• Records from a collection
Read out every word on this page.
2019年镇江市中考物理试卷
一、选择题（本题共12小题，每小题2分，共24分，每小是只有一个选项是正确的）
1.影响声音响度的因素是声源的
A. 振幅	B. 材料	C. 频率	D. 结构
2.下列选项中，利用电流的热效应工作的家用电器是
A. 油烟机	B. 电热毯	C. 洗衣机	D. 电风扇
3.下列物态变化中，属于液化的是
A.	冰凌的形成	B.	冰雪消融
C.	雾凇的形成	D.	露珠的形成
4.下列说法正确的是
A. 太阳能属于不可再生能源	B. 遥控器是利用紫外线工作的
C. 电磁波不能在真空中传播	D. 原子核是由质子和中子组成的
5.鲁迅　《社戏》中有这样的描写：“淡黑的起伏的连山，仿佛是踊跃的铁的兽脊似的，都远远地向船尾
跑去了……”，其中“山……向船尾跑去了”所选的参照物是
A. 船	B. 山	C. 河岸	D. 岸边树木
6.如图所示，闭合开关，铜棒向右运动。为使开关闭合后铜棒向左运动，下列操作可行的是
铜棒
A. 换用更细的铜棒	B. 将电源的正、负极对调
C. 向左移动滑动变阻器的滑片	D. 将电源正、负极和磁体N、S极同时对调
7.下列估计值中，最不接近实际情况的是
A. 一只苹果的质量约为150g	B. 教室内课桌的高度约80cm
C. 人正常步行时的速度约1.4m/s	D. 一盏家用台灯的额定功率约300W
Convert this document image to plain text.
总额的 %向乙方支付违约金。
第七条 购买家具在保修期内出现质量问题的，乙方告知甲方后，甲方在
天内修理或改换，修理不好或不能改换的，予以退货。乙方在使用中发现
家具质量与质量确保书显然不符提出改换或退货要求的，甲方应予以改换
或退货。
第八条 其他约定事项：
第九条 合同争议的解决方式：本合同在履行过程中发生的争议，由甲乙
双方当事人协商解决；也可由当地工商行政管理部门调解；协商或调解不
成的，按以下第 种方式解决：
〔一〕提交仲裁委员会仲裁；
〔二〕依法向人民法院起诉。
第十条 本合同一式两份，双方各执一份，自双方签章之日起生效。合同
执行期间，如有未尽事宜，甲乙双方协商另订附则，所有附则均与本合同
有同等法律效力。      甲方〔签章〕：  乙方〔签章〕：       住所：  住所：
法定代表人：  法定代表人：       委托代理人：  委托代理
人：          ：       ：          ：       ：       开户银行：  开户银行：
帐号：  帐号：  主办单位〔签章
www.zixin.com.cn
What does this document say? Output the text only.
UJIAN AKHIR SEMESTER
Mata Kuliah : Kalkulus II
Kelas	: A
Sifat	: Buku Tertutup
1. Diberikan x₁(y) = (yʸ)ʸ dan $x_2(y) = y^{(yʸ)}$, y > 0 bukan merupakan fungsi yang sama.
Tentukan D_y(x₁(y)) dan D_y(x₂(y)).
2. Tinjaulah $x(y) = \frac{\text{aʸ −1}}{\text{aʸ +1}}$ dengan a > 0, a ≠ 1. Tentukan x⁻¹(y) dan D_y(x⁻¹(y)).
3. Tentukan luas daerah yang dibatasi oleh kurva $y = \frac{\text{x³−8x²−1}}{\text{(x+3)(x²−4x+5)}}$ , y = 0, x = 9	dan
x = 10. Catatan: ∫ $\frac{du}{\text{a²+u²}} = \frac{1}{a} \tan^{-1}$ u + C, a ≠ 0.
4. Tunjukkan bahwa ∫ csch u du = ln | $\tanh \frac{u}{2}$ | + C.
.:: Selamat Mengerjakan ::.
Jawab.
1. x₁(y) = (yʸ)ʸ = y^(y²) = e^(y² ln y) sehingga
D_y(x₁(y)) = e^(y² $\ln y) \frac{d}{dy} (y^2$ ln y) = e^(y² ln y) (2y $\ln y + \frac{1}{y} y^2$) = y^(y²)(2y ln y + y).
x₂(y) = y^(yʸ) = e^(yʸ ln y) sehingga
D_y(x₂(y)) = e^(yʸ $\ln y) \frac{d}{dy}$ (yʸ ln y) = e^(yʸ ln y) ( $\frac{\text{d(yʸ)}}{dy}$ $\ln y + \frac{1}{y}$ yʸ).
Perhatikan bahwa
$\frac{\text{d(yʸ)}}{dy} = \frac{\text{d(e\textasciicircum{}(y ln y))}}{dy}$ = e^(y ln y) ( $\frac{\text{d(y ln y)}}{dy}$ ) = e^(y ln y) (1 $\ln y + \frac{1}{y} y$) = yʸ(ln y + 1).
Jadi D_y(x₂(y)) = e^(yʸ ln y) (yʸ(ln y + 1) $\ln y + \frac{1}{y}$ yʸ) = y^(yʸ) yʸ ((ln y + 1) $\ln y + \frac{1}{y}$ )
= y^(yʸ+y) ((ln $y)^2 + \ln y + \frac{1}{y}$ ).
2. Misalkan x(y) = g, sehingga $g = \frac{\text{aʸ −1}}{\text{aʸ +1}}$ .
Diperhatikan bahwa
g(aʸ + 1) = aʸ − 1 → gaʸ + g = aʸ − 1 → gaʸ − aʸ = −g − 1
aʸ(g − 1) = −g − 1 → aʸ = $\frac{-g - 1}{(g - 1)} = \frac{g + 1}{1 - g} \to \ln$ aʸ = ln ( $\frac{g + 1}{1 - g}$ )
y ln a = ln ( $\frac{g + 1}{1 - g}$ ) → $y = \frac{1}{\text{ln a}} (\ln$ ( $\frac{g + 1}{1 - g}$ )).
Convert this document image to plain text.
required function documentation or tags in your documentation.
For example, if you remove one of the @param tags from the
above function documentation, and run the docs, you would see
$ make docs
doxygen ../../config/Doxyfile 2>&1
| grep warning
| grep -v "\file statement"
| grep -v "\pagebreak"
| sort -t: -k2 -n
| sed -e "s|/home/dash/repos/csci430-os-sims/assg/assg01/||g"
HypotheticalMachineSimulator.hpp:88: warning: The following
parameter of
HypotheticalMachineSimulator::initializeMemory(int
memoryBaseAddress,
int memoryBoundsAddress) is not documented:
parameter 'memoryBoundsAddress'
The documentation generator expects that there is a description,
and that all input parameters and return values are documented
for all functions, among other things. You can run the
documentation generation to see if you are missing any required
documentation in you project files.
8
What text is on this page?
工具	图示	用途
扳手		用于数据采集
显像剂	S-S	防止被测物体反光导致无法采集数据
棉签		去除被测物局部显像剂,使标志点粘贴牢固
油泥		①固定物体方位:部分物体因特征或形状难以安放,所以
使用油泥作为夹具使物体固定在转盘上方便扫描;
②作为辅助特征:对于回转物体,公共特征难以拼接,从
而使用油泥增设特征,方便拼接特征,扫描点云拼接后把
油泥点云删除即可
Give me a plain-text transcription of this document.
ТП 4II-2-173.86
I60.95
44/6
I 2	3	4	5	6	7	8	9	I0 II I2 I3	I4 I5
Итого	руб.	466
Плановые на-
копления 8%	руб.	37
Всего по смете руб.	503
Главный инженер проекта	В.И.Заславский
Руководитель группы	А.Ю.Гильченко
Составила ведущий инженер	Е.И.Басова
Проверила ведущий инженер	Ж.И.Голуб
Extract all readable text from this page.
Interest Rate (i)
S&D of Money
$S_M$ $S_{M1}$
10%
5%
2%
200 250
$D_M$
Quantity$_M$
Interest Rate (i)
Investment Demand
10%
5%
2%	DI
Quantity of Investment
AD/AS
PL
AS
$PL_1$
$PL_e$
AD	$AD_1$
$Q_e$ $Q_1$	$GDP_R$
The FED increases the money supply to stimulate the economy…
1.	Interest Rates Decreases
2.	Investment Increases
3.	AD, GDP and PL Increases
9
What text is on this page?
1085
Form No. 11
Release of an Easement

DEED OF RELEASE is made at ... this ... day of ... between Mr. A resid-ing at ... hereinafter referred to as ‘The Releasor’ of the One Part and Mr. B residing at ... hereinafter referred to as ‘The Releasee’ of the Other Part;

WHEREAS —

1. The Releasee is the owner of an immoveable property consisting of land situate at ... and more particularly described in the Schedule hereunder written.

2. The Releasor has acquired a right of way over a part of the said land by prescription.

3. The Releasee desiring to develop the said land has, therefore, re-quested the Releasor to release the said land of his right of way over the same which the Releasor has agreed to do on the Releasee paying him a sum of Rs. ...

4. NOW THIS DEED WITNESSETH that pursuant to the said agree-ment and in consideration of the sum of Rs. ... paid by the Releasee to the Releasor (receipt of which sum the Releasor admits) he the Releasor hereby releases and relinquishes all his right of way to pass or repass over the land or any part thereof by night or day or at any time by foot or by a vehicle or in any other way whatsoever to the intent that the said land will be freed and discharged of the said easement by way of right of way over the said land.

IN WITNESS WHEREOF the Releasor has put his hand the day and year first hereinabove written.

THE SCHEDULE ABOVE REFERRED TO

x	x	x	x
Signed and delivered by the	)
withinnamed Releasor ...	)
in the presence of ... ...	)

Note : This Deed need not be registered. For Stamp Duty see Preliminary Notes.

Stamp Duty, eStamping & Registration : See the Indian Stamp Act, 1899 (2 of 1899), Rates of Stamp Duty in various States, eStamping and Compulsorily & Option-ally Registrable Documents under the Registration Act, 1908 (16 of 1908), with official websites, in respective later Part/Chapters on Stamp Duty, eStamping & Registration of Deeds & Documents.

• Exercise brief
Copy out every line of the listing that includes the string "ведущий".

• Solution to this exercise
Составила ведущий инженер	Е.И.Басова
Проверила ведущий инженер	Ж.И.Голуб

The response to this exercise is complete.